## [Record extracts]
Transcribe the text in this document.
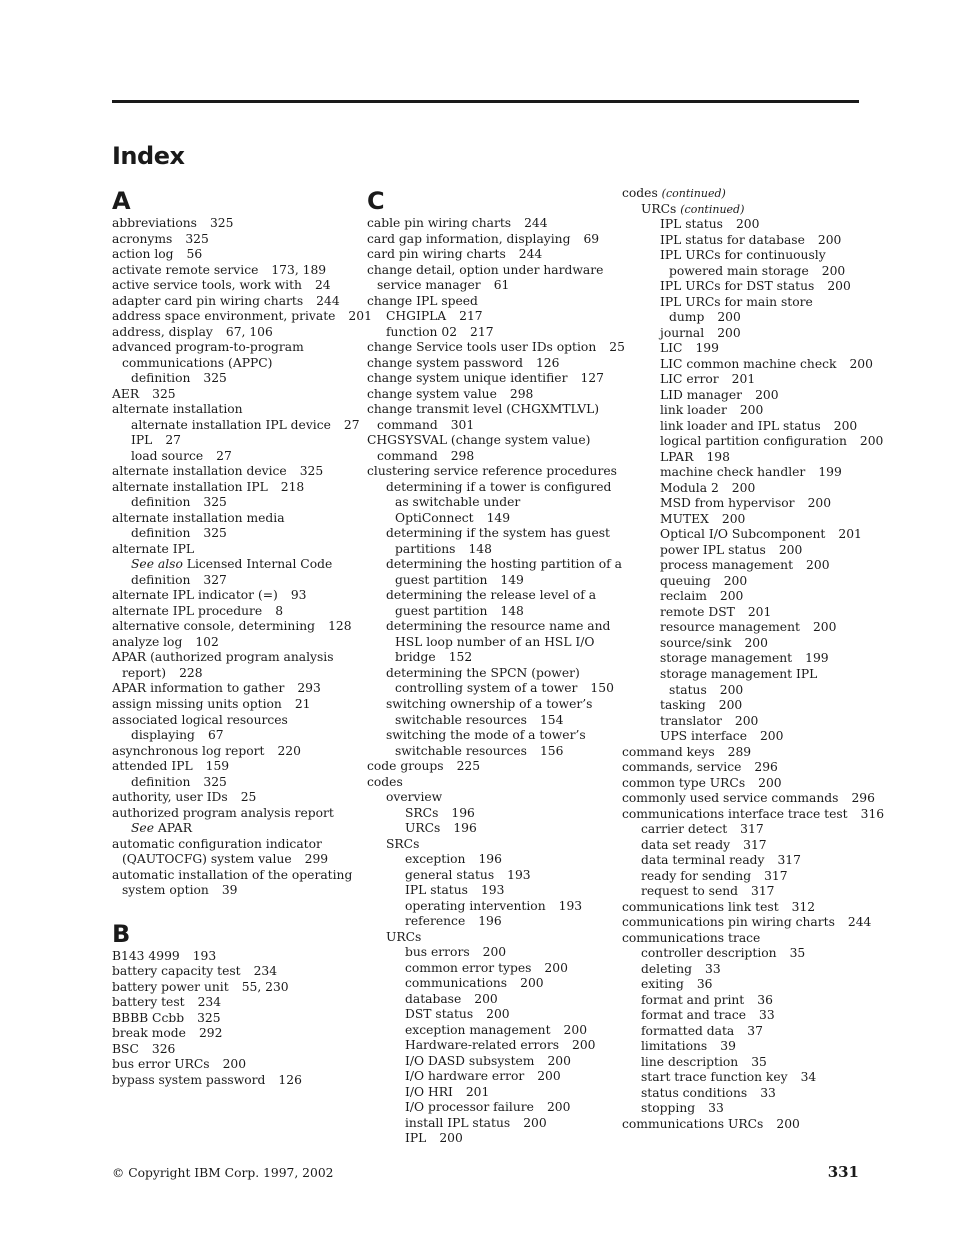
Index
A
abbreviations 325
acronyms 325
action log 56
activate remote service 173, 189
active service tools, work with 24
adapter card pin wiring charts 244
address space environment, private 201
address, display 67, 106
advanced program-to-program
communications (APPC)
definition 325
AER 325
alternate installation
alternate installation IPL device 27
IPL 27
load source 27
alternate installation device 325
alternate installation IPL 218
definition 325
alternate installation media
definition 325
alternate IPL
See also Licensed Internal Code
definition 327
alternate IPL indicator (=) 93
alternate IPL procedure 8
alternative console, determining 128
analyze log 102
APAR (authorized program analysis
report) 228
APAR information to gather 293
assign missing units option 21
associated logical resources
displaying 67
asynchronous log report 220
attended IPL 159
definition 325
authority, user IDs 25
authorized program analysis report
See APAR
automatic configuration indicator
(QAUTOCFG) system value 299
automatic installation of the operating
system option 39
B
B143 4999 193
battery capacity test 234
battery power unit 55, 230
battery test 234
BBBB Ccbb 325
break mode 292
BSC 326
bus error URCs 200
bypass system password 126
C
cable pin wiring charts 244
card gap information, displaying 69
card pin wiring charts 244
change detail, option under hardware
service manager 61
change IPL speed
CHGIPLA 217
function 02 217
change Service tools user IDs option 25
change system password 126
change system unique identifier 127
change system value 298
change transmit level (CHGXMTLVL)
command 301
CHGSYSVAL (change system value)
command 298
clustering service reference procedures
determining if a tower is configured
as switchable under
OptiConnect 149
determining if the system has guest
partitions 148
determining the hosting partition of a
guest partition 149
determining the release level of a
guest partition 148
determining the resource name and
HSL loop number of an HSL I/O
bridge 152
determining the SPCN (power)
controlling system of a tower 150
switching ownership of a tower’s
switchable resources 154
switching the mode of a tower’s
switchable resources 156
code groups 225
codes
overview
SRCs 196
URCs 196
SRCs
exception 196
general status 193
IPL status 193
operating intervention 193
reference 196
URCs
bus errors 200
common error types 200
communications 200
database 200
DST status 200
exception management 200
Hardware-related errors 200
I/O DASD subsystem 200
I/O hardware error 200
I/O HRI 201
I/O processor failure 200
install IPL status 200
IPL 200
codes (continued)
URCs (continued)
IPL status 200
IPL status for database 200
IPL URCs for continuously
powered main storage 200
IPL URCs for DST status 200
IPL URCs for main store
dump 200
journal 200
LIC 199
LIC common machine check 200
LIC error 201
LID manager 200
link loader 200
link loader and IPL status 200
logical partition configuration 200
LPAR 198
machine check handler 199
Modula 2 200
MSD from hypervisor 200
MUTEX 200
Optical I/O Subcomponent 201
power IPL status 200
process management 200
queuing 200
reclaim 200
remote DST 201
resource management 200
source/sink 200
storage management 199
storage management IPL
status 200
tasking 200
translator 200
UPS interface 200
command keys 289
commands, service 296
common type URCs 200
commonly used service commands 296
communications interface trace test 316
carrier detect 317
data set ready 317
data terminal ready 317
ready for sending 317
request to send 317
communications link test 312
communications pin wiring charts 244
communications trace
controller description 35
deleting 33
exiting 36
format and print 36
format and trace 33
formatted data 37
limitations 39
line description 35
start trace function key 34
status conditions 33
stopping 33
communications URCs 200
© Copyright IBM Corp. 1997, 2002	331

## [Written request]
Give every line of the material that includes the string "APAR".

## [Exercise output]
APAR (authorized program analysis
APAR information to gather 293
See APAR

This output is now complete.